## [What to do]
In the listing below, find each line with the string "Trump" and return it.

-=-=-

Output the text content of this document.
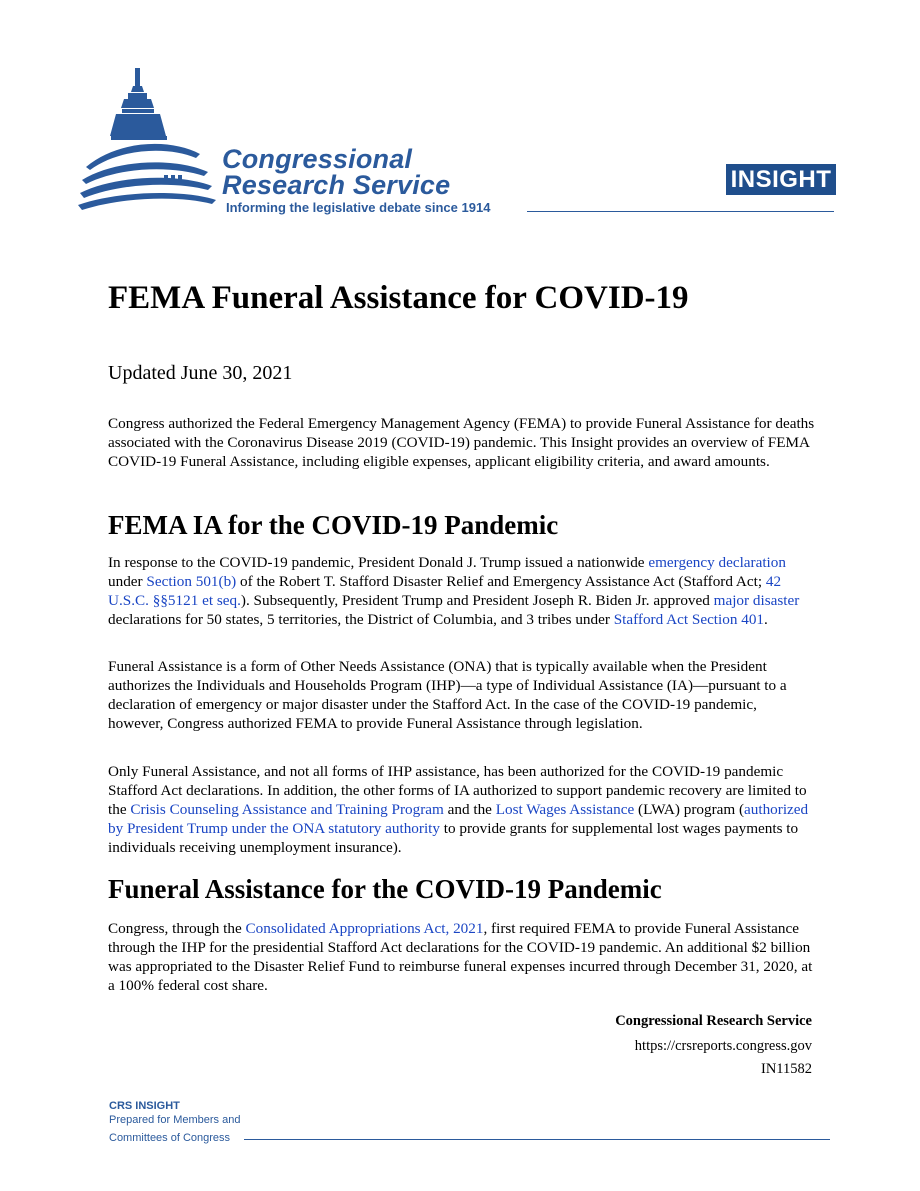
Congressional
Research Service
Informing the legislative debate since 1914
INSIGHT
FEMA Funeral Assistance for COVID-19
Updated June 30, 2021

Congress authorized the Federal Emergency Management Agency (FEMA) to provide Funeral Assistance for deaths associated with the Coronavirus Disease 2019 (COVID-19) pandemic. This Insight provides an overview of FEMA COVID-19 Funeral Assistance, including eligible expenses, applicant eligibility criteria, and award amounts.

FEMA IA for the COVID-19 Pandemic

In response to the COVID-19 pandemic, President Donald J. Trump issued a nationwide emergency declaration under Section 501(b) of the Robert T. Stafford Disaster Relief and Emergency Assistance Act (Stafford Act; 42 U.S.C. §§5121 et seq.). Subsequently, President Trump and President Joseph R. Biden Jr. approved major disaster declarations for 50 states, 5 territories, the District of Columbia, and 3 tribes under Stafford Act Section 401.

Funeral Assistance is a form of Other Needs Assistance (ONA) that is typically available when the President authorizes the Individuals and Households Program (IHP)—a type of Individual Assistance (IA)—pursuant to a declaration of emergency or major disaster under the Stafford Act. In the case of the COVID-19 pandemic, however, Congress authorized FEMA to provide Funeral Assistance through legislation.

Only Funeral Assistance, and not all forms of IHP assistance, has been authorized for the COVID-19 pandemic Stafford Act declarations. In addition, the other forms of IA authorized to support pandemic recovery are limited to the Crisis Counseling Assistance and Training Program and the Lost Wages Assistance (LWA) program (authorized by President Trump under the ONA statutory authority to provide grants for supplemental lost wages payments to individuals receiving unemployment insurance).

Funeral Assistance for the COVID-19 Pandemic

Congress, through the Consolidated Appropriations Act, 2021, first required FEMA to provide Funeral Assistance through the IHP for the presidential Stafford Act declarations for the COVID-19 pandemic. An additional $2 billion was appropriated to the Disaster Relief Fund to reimburse funeral expenses incurred through December 31, 2020, at a 100% federal cost share.

Congressional Research Service
https://crsreports.congress.gov
IN11582
CRS INSIGHT
Prepared for Members and
Committees of Congress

-=-=-

## [Solution for this problem]
In response to the COVID-19 pandemic, President Donald J. Trump issued a nationwide emergency declaration under Section 501(b) of the Robert T. Stafford Disaster Relief and Emergency Assistance Act (Stafford Act; 42 U.S.C. §§5121 et seq.). Subsequently, President Trump and President Joseph R. Biden Jr. approved major disaster declarations for 50 states, 5 territories, the District of Columbia, and 3 tribes under Stafford Act Section 401.
Only Funeral Assistance, and not all forms of IHP assistance, has been authorized for the COVID-19 pandemic Stafford Act declarations. In addition, the other forms of IA authorized to support pandemic recovery are limited to the Crisis Counseling Assistance and Training Program and the Lost Wages Assistance (LWA) program (authorized by President Trump under the ONA statutory authority to provide grants for supplemental lost wages payments to individuals receiving unemployment insurance).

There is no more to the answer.